## Entries provided
· · · · ·

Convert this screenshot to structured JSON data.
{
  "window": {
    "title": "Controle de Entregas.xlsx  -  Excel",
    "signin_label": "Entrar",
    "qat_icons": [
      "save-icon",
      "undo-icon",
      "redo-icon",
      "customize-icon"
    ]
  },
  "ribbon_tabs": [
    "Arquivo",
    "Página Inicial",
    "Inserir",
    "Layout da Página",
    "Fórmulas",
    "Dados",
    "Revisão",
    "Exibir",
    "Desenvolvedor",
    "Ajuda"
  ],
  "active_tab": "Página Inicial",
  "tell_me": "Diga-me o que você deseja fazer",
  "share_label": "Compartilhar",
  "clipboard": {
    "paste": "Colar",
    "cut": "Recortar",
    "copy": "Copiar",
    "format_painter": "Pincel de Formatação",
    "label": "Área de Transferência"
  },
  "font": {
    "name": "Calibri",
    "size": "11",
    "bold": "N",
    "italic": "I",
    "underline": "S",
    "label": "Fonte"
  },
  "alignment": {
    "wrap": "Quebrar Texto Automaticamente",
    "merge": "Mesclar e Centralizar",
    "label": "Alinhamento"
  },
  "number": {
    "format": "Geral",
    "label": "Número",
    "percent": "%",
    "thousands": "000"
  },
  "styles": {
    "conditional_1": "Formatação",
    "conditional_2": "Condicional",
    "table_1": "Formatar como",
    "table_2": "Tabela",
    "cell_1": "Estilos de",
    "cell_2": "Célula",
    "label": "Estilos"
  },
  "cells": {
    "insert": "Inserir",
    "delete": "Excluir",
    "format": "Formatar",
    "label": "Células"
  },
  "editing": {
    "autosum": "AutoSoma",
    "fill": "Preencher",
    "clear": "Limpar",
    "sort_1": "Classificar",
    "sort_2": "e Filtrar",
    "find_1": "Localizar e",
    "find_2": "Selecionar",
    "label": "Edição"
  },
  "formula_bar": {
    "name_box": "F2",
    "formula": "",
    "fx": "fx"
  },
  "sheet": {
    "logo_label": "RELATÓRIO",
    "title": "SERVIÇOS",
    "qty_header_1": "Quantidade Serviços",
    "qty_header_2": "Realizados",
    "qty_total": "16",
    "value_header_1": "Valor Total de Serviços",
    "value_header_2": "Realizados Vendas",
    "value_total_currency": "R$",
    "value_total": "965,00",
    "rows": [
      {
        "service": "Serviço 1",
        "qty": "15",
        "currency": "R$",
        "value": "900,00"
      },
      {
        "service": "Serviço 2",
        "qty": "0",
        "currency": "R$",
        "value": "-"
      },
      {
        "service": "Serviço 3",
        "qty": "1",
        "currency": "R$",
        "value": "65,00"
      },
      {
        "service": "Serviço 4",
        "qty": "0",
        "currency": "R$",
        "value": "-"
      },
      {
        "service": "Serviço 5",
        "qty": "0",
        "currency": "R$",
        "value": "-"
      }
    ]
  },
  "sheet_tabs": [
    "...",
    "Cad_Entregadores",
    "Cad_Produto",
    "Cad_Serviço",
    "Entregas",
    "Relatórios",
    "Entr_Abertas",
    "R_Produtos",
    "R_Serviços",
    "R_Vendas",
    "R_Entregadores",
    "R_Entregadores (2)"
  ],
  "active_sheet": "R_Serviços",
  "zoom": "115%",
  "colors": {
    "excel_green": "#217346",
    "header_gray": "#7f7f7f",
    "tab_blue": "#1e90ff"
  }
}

· · · · ·

List every line above that holds the word "Entregas".

## Exercise result
    "title": "Controle de Entregas.xlsx  -  Excel",
    "Entregas",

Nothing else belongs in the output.